---------- ITEMS

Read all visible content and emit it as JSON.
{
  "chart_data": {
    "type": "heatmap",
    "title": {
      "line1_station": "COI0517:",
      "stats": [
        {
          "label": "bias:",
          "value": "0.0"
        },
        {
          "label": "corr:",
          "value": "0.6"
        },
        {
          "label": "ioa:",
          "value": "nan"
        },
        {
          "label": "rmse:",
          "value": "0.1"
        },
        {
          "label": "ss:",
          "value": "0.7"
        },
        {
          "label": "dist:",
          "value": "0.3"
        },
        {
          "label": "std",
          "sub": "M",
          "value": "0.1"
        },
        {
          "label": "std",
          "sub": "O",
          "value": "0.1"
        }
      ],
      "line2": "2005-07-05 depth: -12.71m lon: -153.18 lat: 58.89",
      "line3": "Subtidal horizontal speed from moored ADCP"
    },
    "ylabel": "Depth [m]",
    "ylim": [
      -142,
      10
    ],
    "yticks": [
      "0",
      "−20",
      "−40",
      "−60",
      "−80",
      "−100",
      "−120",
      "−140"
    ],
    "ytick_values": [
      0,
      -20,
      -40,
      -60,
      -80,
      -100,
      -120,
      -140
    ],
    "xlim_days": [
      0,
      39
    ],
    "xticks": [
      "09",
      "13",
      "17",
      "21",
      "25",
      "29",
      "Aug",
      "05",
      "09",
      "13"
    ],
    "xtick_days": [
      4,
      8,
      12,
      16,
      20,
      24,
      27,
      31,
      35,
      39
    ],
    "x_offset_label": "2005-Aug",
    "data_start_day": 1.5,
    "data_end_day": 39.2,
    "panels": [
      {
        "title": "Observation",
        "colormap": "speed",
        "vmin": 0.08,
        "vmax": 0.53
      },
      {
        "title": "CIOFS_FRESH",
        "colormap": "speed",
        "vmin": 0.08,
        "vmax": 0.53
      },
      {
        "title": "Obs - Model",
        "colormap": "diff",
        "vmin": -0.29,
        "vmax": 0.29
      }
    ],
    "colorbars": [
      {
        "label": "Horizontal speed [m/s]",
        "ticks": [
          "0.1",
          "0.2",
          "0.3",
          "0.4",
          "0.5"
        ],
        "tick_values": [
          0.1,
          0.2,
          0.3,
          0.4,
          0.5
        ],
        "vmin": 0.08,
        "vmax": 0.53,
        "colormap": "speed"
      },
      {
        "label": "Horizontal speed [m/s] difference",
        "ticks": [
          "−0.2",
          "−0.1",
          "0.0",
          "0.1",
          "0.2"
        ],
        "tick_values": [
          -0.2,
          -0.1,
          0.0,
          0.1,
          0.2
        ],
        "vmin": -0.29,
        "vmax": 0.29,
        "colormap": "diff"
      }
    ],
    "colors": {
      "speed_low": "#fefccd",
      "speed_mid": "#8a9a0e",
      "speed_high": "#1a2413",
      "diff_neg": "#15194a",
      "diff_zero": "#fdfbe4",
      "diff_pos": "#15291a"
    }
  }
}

--------------------

> _GOAL_
Retype the listing. Match it exactly.

> _EXERCISE ANSWER_
Read all visible content and emit it as JSON.
{
  "chart_data": {
    "type": "heatmap",
    "title": {
      "line1_station": "COI0517:",
      "stats": [
        {
          "label": "bias:",
          "value": "0.0"
        },
        {
          "label": "corr:",
          "value": "0.6"
        },
        {
          "label": "ioa:",
          "value": "nan"
        },
        {
          "label": "rmse:",
          "value": "0.1"
        },
        {
          "label": "ss:",
          "value": "0.7"
        },
        {
          "label": "dist:",
          "value": "0.3"
        },
        {
          "label": "std",
          "sub": "M",
          "value": "0.1"
        },
        {
          "label": "std",
          "sub": "O",
          "value": "0.1"
        }
      ],
      "line2": "2005-07-05 depth: -12.71m lon: -153.18 lat: 58.89",
      "line3": "Subtidal horizontal speed from moored ADCP"
    },
    "ylabel": "Depth [m]",
    "ylim": [
      -142,
      10
    ],
    "yticks": [
      "0",
      "−20",
      "−40",
      "−60",
      "−80",
      "−100",
      "−120",
      "−140"
    ],
    "ytick_values": [
      0,
      -20,
      -40,
      -60,
      -80,
      -100,
      -120,
      -140
    ],
    "xlim_days": [
      0,
      39
    ],
    "xticks": [
      "09",
      "13",
      "17",
      "21",
      "25",
      "29",
      "Aug",
      "05",
      "09",
      "13"
    ],
    "xtick_days": [
      4,
      8,
      12,
      16,
      20,
      24,
      27,
      31,
      35,
      39
    ],
    "x_offset_label": "2005-Aug",
    "data_start_day": 1.5,
    "data_end_day": 39.2,
    "panels": [
      {
        "title": "Observation",
        "colormap": "speed",
        "vmin": 0.08,
        "vmax": 0.53
      },
      {
        "title": "CIOFS_FRESH",
        "colormap": "speed",
        "vmin": 0.08,
        "vmax": 0.53
      },
      {
        "title": "Obs - Model",
        "colormap": "diff",
        "vmin": -0.29,
        "vmax": 0.29
      }
    ],
    "colorbars": [
      {
        "label": "Horizontal speed [m/s]",
        "ticks": [
          "0.1",
          "0.2",
          "0.3",
          "0.4",
          "0.5"
        ],
        "tick_values": [
          0.1,
          0.2,
          0.3,
          0.4,
          0.5
        ],
        "vmin": 0.08,
        "vmax": 0.53,
        "colormap": "speed"
      },
      {
        "label": "Horizontal speed [m/s] difference",
        "ticks": [
          "−0.2",
          "−0.1",
          "0.0",
          "0.1",
          "0.2"
        ],
        "tick_values": [
          -0.2,
          -0.1,
          0.0,
          0.1,
          0.2
        ],
        "vmin": -0.29,
        "vmax": 0.29,
        "colormap": "diff"
      }
    ],
    "colors": {
      "speed_low": "#fefccd",
      "speed_mid": "#8a9a0e",
      "speed_high": "#1a2413",
      "diff_neg": "#15194a",
      "diff_zero": "#fdfbe4",
      "diff_pos": "#15291a"
    }
  }
}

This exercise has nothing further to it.